> Stated goal: Please write out the material that follows, exactly as it stands.

> Source data:
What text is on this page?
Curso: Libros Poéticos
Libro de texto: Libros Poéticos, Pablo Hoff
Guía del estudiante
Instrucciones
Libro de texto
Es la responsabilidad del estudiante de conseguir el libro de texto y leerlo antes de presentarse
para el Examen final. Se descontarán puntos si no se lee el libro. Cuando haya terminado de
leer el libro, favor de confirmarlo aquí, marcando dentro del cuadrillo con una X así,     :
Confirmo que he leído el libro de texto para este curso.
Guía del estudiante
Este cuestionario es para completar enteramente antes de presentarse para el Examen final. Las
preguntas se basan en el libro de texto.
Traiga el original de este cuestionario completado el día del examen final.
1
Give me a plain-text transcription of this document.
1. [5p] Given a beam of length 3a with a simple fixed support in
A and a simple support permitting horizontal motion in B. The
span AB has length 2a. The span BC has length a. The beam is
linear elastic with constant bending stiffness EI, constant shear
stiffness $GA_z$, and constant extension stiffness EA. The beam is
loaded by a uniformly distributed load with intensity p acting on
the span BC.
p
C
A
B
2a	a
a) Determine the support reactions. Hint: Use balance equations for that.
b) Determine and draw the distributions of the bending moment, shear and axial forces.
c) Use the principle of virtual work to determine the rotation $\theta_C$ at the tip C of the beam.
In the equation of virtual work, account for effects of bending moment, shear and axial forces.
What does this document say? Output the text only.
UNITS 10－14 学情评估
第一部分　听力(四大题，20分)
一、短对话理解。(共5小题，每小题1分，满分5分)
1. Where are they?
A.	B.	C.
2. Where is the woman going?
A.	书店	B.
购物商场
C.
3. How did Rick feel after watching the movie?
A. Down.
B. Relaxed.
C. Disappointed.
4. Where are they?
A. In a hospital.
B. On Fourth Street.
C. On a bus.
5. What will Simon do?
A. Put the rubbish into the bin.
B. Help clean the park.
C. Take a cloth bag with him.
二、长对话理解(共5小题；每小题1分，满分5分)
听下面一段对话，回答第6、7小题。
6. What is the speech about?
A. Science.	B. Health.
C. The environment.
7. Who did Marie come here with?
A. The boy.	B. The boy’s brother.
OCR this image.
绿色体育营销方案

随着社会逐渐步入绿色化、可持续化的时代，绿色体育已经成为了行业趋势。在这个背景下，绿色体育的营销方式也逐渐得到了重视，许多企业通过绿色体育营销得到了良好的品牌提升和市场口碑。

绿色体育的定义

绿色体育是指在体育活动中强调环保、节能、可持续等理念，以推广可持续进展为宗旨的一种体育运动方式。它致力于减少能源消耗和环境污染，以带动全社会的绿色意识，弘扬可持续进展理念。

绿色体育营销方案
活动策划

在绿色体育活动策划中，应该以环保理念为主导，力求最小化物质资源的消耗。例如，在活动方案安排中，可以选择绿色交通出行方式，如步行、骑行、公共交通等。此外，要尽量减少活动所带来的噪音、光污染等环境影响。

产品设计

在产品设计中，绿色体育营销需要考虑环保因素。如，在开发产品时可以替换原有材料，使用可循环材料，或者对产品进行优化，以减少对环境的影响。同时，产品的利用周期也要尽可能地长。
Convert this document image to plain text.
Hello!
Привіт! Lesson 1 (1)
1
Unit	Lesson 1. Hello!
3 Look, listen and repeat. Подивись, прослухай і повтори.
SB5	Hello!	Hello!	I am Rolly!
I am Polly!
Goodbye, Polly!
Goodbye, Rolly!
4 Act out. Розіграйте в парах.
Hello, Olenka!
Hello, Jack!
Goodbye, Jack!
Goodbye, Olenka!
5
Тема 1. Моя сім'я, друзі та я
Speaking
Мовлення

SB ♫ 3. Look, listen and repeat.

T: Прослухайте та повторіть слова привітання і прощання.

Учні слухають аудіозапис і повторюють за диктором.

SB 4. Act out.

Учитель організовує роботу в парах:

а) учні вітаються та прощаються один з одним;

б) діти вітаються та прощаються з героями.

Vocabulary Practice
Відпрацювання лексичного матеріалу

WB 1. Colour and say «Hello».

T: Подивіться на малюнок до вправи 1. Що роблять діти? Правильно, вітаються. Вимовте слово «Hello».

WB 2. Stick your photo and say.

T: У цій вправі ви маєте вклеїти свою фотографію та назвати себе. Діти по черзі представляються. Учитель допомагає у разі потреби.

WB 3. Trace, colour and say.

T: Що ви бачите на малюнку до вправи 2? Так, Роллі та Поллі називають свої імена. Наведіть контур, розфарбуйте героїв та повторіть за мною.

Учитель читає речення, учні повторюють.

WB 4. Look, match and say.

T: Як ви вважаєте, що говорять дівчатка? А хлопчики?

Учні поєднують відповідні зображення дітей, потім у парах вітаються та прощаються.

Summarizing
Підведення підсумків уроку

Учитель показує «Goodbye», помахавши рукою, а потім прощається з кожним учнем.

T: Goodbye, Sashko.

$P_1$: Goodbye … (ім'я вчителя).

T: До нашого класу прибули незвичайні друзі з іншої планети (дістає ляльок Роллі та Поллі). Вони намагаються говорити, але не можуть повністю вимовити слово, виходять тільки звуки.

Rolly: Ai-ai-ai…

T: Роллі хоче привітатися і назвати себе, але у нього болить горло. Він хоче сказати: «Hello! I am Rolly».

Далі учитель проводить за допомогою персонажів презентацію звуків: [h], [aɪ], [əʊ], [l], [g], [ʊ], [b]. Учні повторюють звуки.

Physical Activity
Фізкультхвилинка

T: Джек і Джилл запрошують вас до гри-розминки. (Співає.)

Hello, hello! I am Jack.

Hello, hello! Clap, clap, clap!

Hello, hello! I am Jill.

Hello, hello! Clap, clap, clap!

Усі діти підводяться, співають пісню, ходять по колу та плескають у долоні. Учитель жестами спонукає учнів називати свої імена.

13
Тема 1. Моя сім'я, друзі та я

> Answer for this exercise:
What text is on this page?
Curso: Libros Poéticos
Libro de texto: Libros Poéticos, Pablo Hoff
Guía del estudiante
Instrucciones
Libro de texto
Es la responsabilidad del estudiante de conseguir el libro de texto y leerlo antes de presentarse
para el Examen final. Se descontarán puntos si no se lee el libro. Cuando haya terminado de
leer el libro, favor de confirmarlo aquí, marcando dentro del cuadrillo con una X así,     :
Confirmo que he leído el libro de texto para este curso.
Guía del estudiante
Este cuestionario es para completar enteramente antes de presentarse para el Examen final. Las
preguntas se basan en el libro de texto.
Traiga el original de este cuestionario completado el día del examen final.
1
Give me a plain-text transcription of this document.
1. [5p] Given a beam of length 3a with a simple fixed support in
A and a simple support permitting horizontal motion in B. The
span AB has length 2a. The span BC has length a. The beam is
linear elastic with constant bending stiffness EI, constant shear
stiffness $GA_z$, and constant extension stiffness EA. The beam is
loaded by a uniformly distributed load with intensity p acting on
the span BC.
p
C
A
B
2a	a
a) Determine the support reactions. Hint: Use balance equations for that.
b) Determine and draw the distributions of the bending moment, shear and axial forces.
c) Use the principle of virtual work to determine the rotation $\theta_C$ at the tip C of the beam.
In the equation of virtual work, account for effects of bending moment, shear and axial forces.
What does this document say? Output the text only.
UNITS 10－14 学情评估
第一部分　听力(四大题，20分)
一、短对话理解。(共5小题，每小题1分，满分5分)
1. Where are they?
A.	B.	C.
2. Where is the woman going?
A.	书店	B.
购物商场
C.
3. How did Rick feel after watching the movie?
A. Down.
B. Relaxed.
C. Disappointed.
4. Where are they?
A. In a hospital.
B. On Fourth Street.
C. On a bus.
5. What will Simon do?
A. Put the rubbish into the bin.
B. Help clean the park.
C. Take a cloth bag with him.
二、长对话理解(共5小题；每小题1分，满分5分)
听下面一段对话，回答第6、7小题。
6. What is the speech about?
A. Science.	B. Health.
C. The environment.
7. Who did Marie come here with?
A. The boy.	B. The boy’s brother.
OCR this image.
绿色体育营销方案

随着社会逐渐步入绿色化、可持续化的时代，绿色体育已经成为了行业趋势。在这个背景下，绿色体育的营销方式也逐渐得到了重视，许多企业通过绿色体育营销得到了良好的品牌提升和市场口碑。

绿色体育的定义

绿色体育是指在体育活动中强调环保、节能、可持续等理念，以推广可持续进展为宗旨的一种体育运动方式。它致力于减少能源消耗和环境污染，以带动全社会的绿色意识，弘扬可持续进展理念。

绿色体育营销方案
活动策划

在绿色体育活动策划中，应该以环保理念为主导，力求最小化物质资源的消耗。例如，在活动方案安排中，可以选择绿色交通出行方式，如步行、骑行、公共交通等。此外，要尽量减少活动所带来的噪音、光污染等环境影响。

产品设计

在产品设计中，绿色体育营销需要考虑环保因素。如，在开发产品时可以替换原有材料，使用可循环材料，或者对产品进行优化，以减少对环境的影响。同时，产品的利用周期也要尽可能地长。
Convert this document image to plain text.
Hello!
Привіт! Lesson 1 (1)
1
Unit	Lesson 1. Hello!
3 Look, listen and repeat. Подивись, прослухай і повтори.
SB5	Hello!	Hello!	I am Rolly!
I am Polly!
Goodbye, Polly!
Goodbye, Rolly!
4 Act out. Розіграйте в парах.
Hello, Olenka!
Hello, Jack!
Goodbye, Jack!
Goodbye, Olenka!
5
Тема 1. Моя сім'я, друзі та я
Speaking
Мовлення

SB ♫ 3. Look, listen and repeat.

T: Прослухайте та повторіть слова привітання і прощання.

Учні слухають аудіозапис і повторюють за диктором.

SB 4. Act out.

Учитель організовує роботу в парах:

а) учні вітаються та прощаються один з одним;

б) діти вітаються та прощаються з героями.

Vocabulary Practice
Відпрацювання лексичного матеріалу

WB 1. Colour and say «Hello».

T: Подивіться на малюнок до вправи 1. Що роблять діти? Правильно, вітаються. Вимовте слово «Hello».

WB 2. Stick your photo and say.

T: У цій вправі ви маєте вклеїти свою фотографію та назвати себе. Діти по черзі представляються. Учитель допомагає у разі потреби.

WB 3. Trace, colour and say.

T: Що ви бачите на малюнку до вправи 2? Так, Роллі та Поллі називають свої імена. Наведіть контур, розфарбуйте героїв та повторіть за мною.

Учитель читає речення, учні повторюють.

WB 4. Look, match and say.

T: Як ви вважаєте, що говорять дівчатка? А хлопчики?

Учні поєднують відповідні зображення дітей, потім у парах вітаються та прощаються.

Summarizing
Підведення підсумків уроку

Учитель показує «Goodbye», помахавши рукою, а потім прощається з кожним учнем.

T: Goodbye, Sashko.

$P_1$: Goodbye … (ім'я вчителя).

T: До нашого класу прибули незвичайні друзі з іншої планети (дістає ляльок Роллі та Поллі). Вони намагаються говорити, але не можуть повністю вимовити слово, виходять тільки звуки.

Rolly: Ai-ai-ai…

T: Роллі хоче привітатися і назвати себе, але у нього болить горло. Він хоче сказати: «Hello! I am Rolly».

Далі учитель проводить за допомогою персонажів презентацію звуків: [h], [aɪ], [əʊ], [l], [g], [ʊ], [b]. Учні повторюють звуки.

Physical Activity
Фізкультхвилинка

T: Джек і Джилл запрошують вас до гри-розминки. (Співає.)

Hello, hello! I am Jack.

Hello, hello! Clap, clap, clap!

Hello, hello! I am Jill.

Hello, hello! Clap, clap, clap!

Усі діти підводяться, співають пісню, ходять по колу та плескають у долоні. Учитель жестами спонукає учнів називати свої імена.

13
Тема 1. Моя сім'я, друзі та я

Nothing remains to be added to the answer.